_TASK MATERIAL_.
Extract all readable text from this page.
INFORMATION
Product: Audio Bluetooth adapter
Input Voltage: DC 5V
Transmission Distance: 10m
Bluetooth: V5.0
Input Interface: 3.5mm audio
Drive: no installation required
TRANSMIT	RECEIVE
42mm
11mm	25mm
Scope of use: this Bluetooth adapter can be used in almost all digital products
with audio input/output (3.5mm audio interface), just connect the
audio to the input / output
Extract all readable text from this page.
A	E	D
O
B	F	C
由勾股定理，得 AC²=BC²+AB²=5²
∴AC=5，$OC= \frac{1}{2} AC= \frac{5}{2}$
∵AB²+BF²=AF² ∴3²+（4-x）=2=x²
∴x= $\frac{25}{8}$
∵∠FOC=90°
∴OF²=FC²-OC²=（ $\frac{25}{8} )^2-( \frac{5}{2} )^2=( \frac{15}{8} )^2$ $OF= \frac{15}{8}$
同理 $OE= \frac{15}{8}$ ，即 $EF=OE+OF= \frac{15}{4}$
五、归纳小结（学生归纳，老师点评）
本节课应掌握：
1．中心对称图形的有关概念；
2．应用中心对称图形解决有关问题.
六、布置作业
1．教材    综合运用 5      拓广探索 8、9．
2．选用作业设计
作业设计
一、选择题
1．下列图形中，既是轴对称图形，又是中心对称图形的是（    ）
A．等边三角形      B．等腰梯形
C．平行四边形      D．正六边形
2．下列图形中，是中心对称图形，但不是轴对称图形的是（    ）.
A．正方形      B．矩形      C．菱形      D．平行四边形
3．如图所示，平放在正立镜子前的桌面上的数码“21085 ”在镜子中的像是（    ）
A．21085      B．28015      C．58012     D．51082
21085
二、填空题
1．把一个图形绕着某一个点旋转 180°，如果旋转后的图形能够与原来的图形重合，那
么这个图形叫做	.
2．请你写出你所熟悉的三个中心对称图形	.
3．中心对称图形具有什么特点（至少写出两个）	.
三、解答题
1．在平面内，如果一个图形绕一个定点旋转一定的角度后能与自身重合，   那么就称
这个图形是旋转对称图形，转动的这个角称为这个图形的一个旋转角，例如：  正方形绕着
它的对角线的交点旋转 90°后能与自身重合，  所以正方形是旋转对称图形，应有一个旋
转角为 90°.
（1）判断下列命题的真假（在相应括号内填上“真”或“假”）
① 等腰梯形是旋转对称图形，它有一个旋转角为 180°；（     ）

_WRITTEN TASK_.
Take the lines above and print them exactly.

_FINAL ANSWER_.
Extract all readable text from this page.
INFORMATION
Product: Audio Bluetooth adapter
Input Voltage: DC 5V
Transmission Distance: 10m
Bluetooth: V5.0
Input Interface: 3.5mm audio
Drive: no installation required
TRANSMIT	RECEIVE
42mm
11mm	25mm
Scope of use: this Bluetooth adapter can be used in almost all digital products
with audio input/output (3.5mm audio interface), just connect the
audio to the input / output
Extract all readable text from this page.
A	E	D
O
B	F	C
由勾股定理，得 AC²=BC²+AB²=5²
∴AC=5，$OC= \frac{1}{2} AC= \frac{5}{2}$
∵AB²+BF²=AF² ∴3²+（4-x）=2=x²
∴x= $\frac{25}{8}$
∵∠FOC=90°
∴OF²=FC²-OC²=（ $\frac{25}{8} )^2-( \frac{5}{2} )^2=( \frac{15}{8} )^2$ $OF= \frac{15}{8}$
同理 $OE= \frac{15}{8}$ ，即 $EF=OE+OF= \frac{15}{4}$
五、归纳小结（学生归纳，老师点评）
本节课应掌握：
1．中心对称图形的有关概念；
2．应用中心对称图形解决有关问题.
六、布置作业
1．教材    综合运用 5      拓广探索 8、9．
2．选用作业设计
作业设计
一、选择题
1．下列图形中，既是轴对称图形，又是中心对称图形的是（    ）
A．等边三角形      B．等腰梯形
C．平行四边形      D．正六边形
2．下列图形中，是中心对称图形，但不是轴对称图形的是（    ）.
A．正方形      B．矩形      C．菱形      D．平行四边形
3．如图所示，平放在正立镜子前的桌面上的数码“21085 ”在镜子中的像是（    ）
A．21085      B．28015      C．58012     D．51082
21085
二、填空题
1．把一个图形绕着某一个点旋转 180°，如果旋转后的图形能够与原来的图形重合，那
么这个图形叫做	.
2．请你写出你所熟悉的三个中心对称图形	.
3．中心对称图形具有什么特点（至少写出两个）	.
三、解答题
1．在平面内，如果一个图形绕一个定点旋转一定的角度后能与自身重合，   那么就称
这个图形是旋转对称图形，转动的这个角称为这个图形的一个旋转角，例如：  正方形绕着
它的对角线的交点旋转 90°后能与自身重合，  所以正方形是旋转对称图形，应有一个旋
转角为 90°.
（1）判断下列命题的真假（在相应括号内填上“真”或“假”）
① 等腰梯形是旋转对称图形，它有一个旋转角为 180°；（     ）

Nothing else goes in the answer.